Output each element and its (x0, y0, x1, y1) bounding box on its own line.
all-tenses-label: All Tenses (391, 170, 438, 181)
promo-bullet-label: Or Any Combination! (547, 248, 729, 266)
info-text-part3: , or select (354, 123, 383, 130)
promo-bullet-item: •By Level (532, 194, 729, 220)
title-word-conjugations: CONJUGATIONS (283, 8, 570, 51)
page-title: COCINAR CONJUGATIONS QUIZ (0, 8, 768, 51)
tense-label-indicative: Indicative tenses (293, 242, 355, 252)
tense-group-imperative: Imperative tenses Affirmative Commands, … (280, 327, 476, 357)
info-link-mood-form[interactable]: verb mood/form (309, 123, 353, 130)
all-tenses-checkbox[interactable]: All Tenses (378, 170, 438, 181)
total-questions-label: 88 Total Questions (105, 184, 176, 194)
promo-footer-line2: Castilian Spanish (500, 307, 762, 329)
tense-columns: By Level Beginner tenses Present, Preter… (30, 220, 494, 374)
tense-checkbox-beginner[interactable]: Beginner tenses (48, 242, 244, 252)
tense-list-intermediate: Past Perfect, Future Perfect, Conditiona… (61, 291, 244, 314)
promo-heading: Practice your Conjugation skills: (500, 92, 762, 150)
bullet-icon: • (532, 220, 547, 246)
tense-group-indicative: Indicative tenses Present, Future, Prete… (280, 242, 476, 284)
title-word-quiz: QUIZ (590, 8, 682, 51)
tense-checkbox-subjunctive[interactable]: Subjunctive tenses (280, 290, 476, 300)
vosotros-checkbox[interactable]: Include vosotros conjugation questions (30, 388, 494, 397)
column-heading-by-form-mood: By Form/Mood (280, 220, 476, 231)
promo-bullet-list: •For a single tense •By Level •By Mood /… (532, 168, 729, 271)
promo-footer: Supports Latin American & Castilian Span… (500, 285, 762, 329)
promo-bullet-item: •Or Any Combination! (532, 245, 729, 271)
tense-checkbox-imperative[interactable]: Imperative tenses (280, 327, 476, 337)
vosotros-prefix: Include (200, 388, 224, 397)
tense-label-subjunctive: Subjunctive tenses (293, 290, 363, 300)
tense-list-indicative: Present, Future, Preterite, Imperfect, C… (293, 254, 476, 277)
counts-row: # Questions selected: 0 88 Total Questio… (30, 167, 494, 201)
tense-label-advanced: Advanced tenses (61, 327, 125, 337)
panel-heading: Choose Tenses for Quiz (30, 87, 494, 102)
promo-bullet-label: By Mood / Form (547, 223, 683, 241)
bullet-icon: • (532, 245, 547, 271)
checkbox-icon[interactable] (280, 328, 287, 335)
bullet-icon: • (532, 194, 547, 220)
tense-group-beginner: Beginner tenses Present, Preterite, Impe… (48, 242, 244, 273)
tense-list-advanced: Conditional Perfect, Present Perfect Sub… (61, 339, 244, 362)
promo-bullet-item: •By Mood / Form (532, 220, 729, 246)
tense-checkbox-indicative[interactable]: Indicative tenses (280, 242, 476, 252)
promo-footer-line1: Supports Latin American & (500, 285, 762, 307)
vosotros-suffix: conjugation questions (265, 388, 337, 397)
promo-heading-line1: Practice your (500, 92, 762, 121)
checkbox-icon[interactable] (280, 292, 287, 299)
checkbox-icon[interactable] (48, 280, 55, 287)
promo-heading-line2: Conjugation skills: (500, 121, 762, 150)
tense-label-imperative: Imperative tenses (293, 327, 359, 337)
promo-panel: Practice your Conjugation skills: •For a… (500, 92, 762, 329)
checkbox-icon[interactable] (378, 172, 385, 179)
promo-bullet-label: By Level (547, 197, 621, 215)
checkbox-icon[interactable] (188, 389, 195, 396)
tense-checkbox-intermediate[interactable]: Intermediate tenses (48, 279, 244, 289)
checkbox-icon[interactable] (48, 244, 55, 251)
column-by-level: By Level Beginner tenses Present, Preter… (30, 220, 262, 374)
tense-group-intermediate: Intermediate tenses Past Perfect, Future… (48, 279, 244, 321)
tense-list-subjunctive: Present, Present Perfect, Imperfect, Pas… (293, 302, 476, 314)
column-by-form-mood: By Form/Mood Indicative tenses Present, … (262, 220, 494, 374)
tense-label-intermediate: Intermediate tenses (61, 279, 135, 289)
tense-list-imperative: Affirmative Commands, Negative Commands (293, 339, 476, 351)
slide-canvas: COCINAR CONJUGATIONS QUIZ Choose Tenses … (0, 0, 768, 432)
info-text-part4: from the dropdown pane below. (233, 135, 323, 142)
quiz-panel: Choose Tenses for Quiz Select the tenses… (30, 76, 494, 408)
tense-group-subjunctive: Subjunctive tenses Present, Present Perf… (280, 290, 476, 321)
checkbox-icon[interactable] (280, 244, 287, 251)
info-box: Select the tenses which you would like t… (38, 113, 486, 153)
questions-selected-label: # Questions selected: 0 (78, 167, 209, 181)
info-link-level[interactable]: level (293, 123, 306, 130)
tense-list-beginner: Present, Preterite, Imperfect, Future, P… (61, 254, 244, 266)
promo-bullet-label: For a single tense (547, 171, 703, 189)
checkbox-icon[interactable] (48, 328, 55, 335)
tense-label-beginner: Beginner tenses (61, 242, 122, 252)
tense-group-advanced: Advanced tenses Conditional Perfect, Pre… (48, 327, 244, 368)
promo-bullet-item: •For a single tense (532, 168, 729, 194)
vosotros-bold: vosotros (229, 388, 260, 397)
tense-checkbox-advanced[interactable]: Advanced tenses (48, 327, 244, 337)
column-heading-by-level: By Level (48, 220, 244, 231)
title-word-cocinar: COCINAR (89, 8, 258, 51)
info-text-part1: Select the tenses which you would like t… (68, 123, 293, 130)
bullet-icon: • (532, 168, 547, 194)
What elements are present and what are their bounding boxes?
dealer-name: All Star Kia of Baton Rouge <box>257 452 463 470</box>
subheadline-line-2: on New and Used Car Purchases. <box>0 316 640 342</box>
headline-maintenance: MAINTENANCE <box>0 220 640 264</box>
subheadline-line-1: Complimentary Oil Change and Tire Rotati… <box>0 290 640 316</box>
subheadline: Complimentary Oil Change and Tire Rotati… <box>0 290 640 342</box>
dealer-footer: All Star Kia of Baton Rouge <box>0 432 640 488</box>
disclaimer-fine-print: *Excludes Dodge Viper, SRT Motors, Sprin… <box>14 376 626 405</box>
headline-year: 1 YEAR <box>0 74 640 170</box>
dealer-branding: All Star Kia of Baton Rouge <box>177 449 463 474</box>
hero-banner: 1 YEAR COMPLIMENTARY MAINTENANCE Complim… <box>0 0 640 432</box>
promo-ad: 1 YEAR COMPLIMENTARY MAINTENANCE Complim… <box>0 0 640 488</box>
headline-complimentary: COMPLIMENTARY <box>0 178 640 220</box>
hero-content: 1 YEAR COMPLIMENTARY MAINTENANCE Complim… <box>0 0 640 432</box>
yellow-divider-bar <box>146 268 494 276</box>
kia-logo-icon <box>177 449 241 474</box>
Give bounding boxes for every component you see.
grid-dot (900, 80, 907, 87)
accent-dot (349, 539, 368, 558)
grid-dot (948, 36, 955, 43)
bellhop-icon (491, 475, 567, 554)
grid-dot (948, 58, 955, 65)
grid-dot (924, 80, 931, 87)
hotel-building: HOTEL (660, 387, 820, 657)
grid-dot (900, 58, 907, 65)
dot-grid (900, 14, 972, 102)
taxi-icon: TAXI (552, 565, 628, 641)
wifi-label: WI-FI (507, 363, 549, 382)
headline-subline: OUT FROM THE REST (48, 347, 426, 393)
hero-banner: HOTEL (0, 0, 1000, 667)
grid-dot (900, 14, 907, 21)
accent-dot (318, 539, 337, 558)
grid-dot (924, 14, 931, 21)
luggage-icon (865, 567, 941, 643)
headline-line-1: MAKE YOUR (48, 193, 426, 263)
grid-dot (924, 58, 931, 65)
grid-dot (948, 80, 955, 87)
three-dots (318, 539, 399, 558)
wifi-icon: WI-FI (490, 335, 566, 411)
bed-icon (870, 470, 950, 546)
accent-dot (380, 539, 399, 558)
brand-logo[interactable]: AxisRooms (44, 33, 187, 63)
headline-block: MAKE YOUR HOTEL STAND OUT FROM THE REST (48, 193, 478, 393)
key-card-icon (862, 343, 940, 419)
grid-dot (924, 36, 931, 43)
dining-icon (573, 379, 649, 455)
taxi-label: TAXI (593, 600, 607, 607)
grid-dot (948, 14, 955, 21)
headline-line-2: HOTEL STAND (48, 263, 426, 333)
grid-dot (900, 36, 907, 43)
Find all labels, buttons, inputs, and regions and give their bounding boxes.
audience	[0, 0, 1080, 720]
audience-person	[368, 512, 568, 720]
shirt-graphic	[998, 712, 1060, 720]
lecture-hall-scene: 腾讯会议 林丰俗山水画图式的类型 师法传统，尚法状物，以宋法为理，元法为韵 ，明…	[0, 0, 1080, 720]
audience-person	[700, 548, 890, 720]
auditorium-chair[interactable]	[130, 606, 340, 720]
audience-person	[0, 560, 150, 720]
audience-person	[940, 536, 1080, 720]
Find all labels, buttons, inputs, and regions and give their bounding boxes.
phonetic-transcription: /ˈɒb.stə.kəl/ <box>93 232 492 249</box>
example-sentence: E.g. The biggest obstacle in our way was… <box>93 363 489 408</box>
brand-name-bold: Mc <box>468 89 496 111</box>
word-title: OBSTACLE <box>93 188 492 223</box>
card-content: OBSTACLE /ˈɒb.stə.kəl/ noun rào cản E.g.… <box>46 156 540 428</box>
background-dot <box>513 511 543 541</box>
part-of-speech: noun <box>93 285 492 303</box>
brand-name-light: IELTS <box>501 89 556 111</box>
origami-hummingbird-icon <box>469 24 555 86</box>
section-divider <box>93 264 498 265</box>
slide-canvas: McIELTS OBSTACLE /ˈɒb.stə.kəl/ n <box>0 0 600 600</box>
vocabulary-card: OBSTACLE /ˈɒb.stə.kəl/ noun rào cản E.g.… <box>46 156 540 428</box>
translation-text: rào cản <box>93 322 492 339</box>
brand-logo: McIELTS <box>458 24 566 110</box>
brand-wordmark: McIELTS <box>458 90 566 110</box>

══════

#### REQUIREMENTS:
Rewrite the lines from the start of the records through the line containing "tense-label-indicative: Indicative tenses", replacing "QUIZ" with "TEST" and leaving everything else unchanged.

#### THE SOLUTION:
Output each element and its (x0, y0, x1, y1) bounding box on its own line.
all-tenses-label: All Tenses (391, 170, 438, 181)
promo-bullet-label: Or Any Combination! (547, 248, 729, 266)
info-text-part3: , or select (354, 123, 383, 130)
promo-bullet-item: •By Level (532, 194, 729, 220)
title-word-conjugations: CONJUGATIONS (283, 8, 570, 51)
page-title: COCINAR CONJUGATIONS TEST (0, 8, 768, 51)
tense-label-indicative: Indicative tenses (293, 242, 355, 252)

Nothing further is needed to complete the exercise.